Start of DATA SUPPLIED

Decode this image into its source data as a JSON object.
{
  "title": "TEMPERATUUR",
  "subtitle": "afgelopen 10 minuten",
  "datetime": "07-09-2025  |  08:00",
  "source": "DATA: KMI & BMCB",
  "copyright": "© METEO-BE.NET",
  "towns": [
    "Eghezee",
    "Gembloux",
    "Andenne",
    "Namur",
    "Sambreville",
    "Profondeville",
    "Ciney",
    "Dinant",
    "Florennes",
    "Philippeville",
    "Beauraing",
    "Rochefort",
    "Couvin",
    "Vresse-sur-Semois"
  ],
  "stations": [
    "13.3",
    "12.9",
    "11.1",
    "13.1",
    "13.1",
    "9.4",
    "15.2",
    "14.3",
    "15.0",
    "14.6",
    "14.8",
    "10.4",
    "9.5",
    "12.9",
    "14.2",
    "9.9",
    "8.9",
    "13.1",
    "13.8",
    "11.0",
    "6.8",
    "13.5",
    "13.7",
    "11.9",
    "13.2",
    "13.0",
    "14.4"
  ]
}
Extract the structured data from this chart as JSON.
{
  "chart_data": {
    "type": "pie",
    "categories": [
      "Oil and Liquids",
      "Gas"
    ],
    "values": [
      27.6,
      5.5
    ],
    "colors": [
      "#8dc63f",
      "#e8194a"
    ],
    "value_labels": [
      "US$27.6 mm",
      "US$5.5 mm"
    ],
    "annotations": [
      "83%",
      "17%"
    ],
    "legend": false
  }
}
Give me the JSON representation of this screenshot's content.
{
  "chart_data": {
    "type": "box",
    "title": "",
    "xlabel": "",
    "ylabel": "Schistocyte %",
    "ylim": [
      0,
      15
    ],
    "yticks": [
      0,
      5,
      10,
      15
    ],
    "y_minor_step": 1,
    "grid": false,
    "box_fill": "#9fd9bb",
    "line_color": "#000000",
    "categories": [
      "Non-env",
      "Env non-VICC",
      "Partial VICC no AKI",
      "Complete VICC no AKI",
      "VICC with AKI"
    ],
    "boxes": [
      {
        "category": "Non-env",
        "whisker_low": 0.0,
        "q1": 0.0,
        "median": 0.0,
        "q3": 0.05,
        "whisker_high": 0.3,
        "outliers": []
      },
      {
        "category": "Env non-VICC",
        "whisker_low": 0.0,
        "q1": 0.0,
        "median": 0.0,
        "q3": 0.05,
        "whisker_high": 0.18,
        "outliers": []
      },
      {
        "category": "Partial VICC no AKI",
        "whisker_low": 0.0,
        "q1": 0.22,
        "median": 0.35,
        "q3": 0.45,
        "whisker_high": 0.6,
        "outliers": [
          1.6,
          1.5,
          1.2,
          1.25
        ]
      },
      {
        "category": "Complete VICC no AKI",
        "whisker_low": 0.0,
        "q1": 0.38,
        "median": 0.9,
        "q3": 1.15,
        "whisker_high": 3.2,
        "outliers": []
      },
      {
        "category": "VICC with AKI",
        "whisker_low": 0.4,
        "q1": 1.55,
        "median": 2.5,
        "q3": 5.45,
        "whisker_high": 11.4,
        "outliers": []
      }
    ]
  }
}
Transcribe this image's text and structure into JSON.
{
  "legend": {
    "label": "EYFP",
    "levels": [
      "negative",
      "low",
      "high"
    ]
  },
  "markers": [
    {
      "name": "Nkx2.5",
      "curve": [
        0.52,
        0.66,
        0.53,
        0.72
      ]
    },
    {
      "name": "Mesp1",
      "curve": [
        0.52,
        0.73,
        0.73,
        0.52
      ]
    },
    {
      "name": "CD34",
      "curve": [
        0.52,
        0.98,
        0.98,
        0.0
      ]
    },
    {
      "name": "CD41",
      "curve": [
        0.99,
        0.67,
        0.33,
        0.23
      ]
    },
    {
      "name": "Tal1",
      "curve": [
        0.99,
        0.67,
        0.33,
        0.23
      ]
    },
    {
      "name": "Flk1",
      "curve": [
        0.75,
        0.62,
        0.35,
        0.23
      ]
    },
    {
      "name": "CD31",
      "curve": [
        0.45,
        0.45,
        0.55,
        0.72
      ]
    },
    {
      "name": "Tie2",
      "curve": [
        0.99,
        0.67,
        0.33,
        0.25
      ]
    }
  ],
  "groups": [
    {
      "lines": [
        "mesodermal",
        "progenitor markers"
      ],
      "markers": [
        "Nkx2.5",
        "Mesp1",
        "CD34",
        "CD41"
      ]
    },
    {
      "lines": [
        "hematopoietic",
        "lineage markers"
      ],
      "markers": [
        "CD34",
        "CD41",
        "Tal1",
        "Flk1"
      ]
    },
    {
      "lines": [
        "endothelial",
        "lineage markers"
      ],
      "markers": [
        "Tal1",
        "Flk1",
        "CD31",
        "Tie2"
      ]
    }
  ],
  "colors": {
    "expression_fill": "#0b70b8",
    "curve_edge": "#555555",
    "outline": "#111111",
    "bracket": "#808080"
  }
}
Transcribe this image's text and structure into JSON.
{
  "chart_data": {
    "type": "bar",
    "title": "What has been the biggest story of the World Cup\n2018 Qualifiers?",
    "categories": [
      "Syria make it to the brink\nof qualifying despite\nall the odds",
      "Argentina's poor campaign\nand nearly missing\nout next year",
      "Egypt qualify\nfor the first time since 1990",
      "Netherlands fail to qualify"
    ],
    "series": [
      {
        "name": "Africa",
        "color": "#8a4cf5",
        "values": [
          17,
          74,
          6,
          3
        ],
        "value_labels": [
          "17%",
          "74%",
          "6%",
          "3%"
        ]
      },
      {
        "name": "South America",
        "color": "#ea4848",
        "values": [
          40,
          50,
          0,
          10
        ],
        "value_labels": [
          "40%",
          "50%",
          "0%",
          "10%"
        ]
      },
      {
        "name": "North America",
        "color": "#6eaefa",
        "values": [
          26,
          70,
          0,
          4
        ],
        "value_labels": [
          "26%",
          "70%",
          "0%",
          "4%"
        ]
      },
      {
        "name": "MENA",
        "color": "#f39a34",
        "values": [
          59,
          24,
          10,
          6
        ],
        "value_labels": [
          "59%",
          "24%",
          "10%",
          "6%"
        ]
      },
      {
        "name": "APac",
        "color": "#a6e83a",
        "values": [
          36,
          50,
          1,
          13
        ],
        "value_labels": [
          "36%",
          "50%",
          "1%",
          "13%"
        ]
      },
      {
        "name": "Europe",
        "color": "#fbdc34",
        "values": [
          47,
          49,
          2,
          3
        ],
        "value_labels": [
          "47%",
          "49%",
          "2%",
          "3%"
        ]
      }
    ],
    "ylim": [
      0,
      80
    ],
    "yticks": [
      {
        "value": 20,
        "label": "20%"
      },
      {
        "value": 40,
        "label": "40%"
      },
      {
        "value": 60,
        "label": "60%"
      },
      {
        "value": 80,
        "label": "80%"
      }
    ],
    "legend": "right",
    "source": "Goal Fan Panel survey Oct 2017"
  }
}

End of DATA SUPPLIED

WHAT THE TASK REQUIRES → Copy all lines from the listing that contain "source".

REPLY →
Decode this image into its source data as a JSON object.
  "source": "DATA: KMI & BMCB",
    "source": "Goal Fan Panel survey Oct 2017"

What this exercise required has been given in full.